- [Written exercise]: Return the records that follow unaltered. Omit every picture.

- [The records]:

#####

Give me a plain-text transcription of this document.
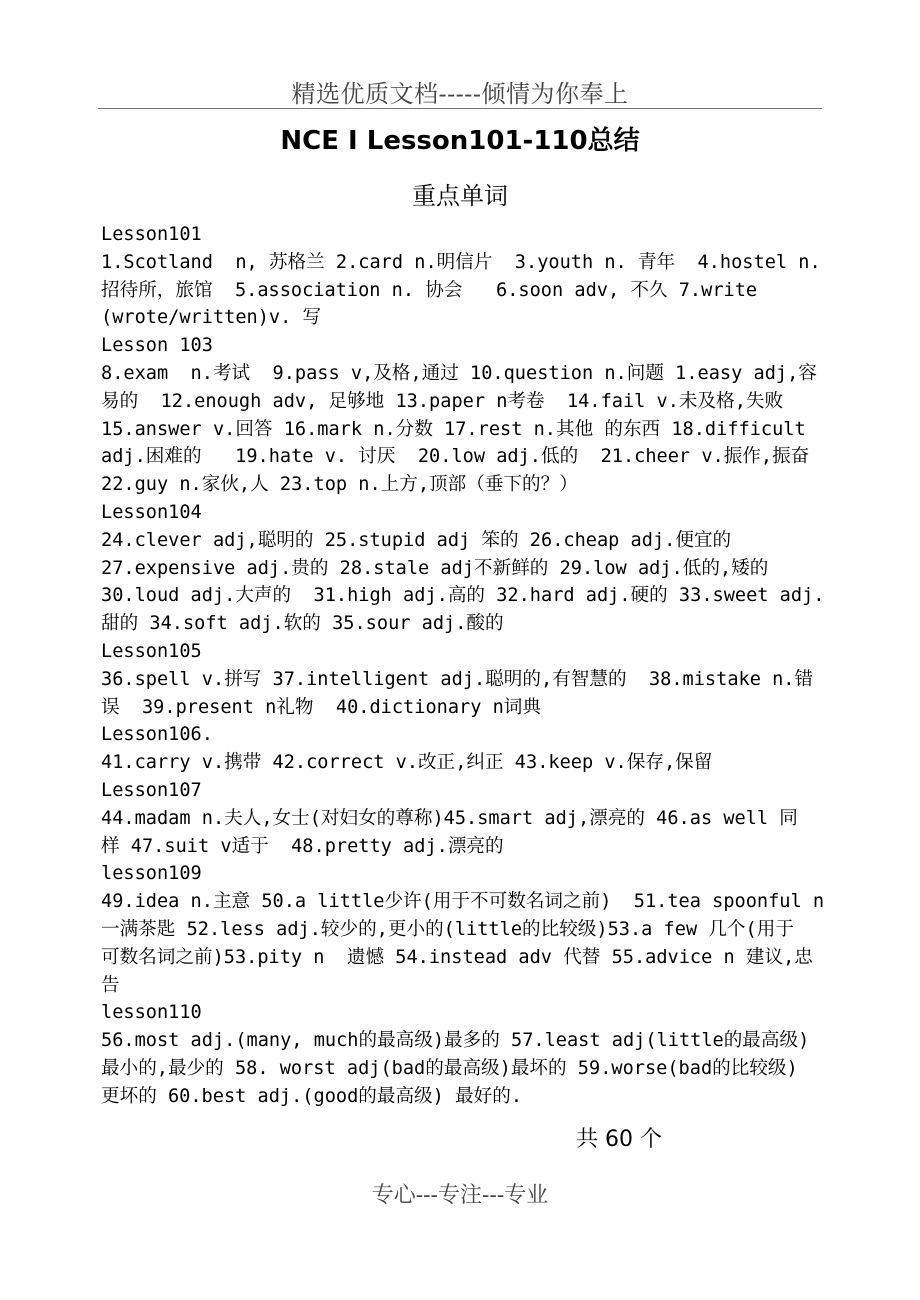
精选优质文档-----倾情为你奉上
NCE I Lesson101-110总结
重点单词
Lesson101
1.Scotland  n, 苏格兰 2.card n.明信片  3.youth n. 青年  4.hostel n.
招待所，旅馆  5.association n. 协会   6.soon adv, 不久 7.write
(wrote/written)v. 写
Lesson 103
8.exam  n.考试  9.pass v,及格,通过 10.question n.问题 1.easy adj,容
易的  12.enough adv, 足够地 13.paper n考卷  14.fail v.未及格,失败
15.answer v.回答 16.mark n.分数 17.rest n.其他 的东西 18.difficult
adj.困难的   19.hate v. 讨厌  20.low adj.低的  21.cheer v.振作,振奋
22.guy n.家伙,人 23.top n.上方,顶部（垂下的？）
Lesson104
24.clever adj,聪明的 25.stupid adj 笨的 26.cheap adj.便宜的
27.expensive adj.贵的 28.stale adj不新鲜的 29.low adj.低的,矮的
30.loud adj.大声的  31.high adj.高的 32.hard adj.硬的 33.sweet adj.
甜的 34.soft adj.软的 35.sour adj.酸的
Lesson105
36.spell v.拼写 37.intelligent adj.聪明的,有智慧的  38.mistake n.错
误  39.present n礼物  40.dictionary n词典
Lesson106.
41.carry v.携带 42.correct v.改正,纠正 43.keep v.保存,保留
Lesson107
44.madam n.夫人,女士(对妇女的尊称)45.smart adj,漂亮的 46.as well 同
样 47.suit v适于  48.pretty adj.漂亮的
lesson109
49.idea n.主意 50.a little少许(用于不可数名词之前)  51.tea spoonful n
一满茶匙 52.less adj.较少的,更小的(little的比较级)53.a few 几个(用于
可数名词之前)53.pity n  遗憾 54.instead adv 代替 55.advice n 建议,忠
告
lesson110
56.most adj.(many, much的最高级)最多的 57.least adj(little的最高级)
最小的,最少的 58. worst adj(bad的最高级)最坏的 59.worse(bad的比较级)
更坏的 60.best adj.(good的最高级) 最好的.
共 60 个
专心---专注---专业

#####

- [Answer for this exercise]:
Give me a plain-text transcription of this document.
精选优质文档-----倾情为你奉上
NCE I Lesson101-110总结
重点单词
Lesson101
1.Scotland  n, 苏格兰 2.card n.明信片  3.youth n. 青年  4.hostel n.
招待所，旅馆  5.association n. 协会   6.soon adv, 不久 7.write
(wrote/written)v. 写
Lesson 103
8.exam  n.考试  9.pass v,及格,通过 10.question n.问题 1.easy adj,容
易的  12.enough adv, 足够地 13.paper n考卷  14.fail v.未及格,失败
15.answer v.回答 16.mark n.分数 17.rest n.其他 的东西 18.difficult
adj.困难的   19.hate v. 讨厌  20.low adj.低的  21.cheer v.振作,振奋
22.guy n.家伙,人 23.top n.上方,顶部（垂下的？）
Lesson104
24.clever adj,聪明的 25.stupid adj 笨的 26.cheap adj.便宜的
27.expensive adj.贵的 28.stale adj不新鲜的 29.low adj.低的,矮的
30.loud adj.大声的  31.high adj.高的 32.hard adj.硬的 33.sweet adj.
甜的 34.soft adj.软的 35.sour adj.酸的
Lesson105
36.spell v.拼写 37.intelligent adj.聪明的,有智慧的  38.mistake n.错
误  39.present n礼物  40.dictionary n词典
Lesson106.
41.carry v.携带 42.correct v.改正,纠正 43.keep v.保存,保留
Lesson107
44.madam n.夫人,女士(对妇女的尊称)45.smart adj,漂亮的 46.as well 同
样 47.suit v适于  48.pretty adj.漂亮的
lesson109
49.idea n.主意 50.a little少许(用于不可数名词之前)  51.tea spoonful n
一满茶匙 52.less adj.较少的,更小的(little的比较级)53.a few 几个(用于
可数名词之前)53.pity n  遗憾 54.instead adv 代替 55.advice n 建议,忠
告
lesson110
56.most adj.(many, much的最高级)最多的 57.least adj(little的最高级)
最小的,最少的 58. worst adj(bad的最高级)最坏的 59.worse(bad的比较级)
更坏的 60.best adj.(good的最高级) 最好的.
共 60 个
专心---专注---专业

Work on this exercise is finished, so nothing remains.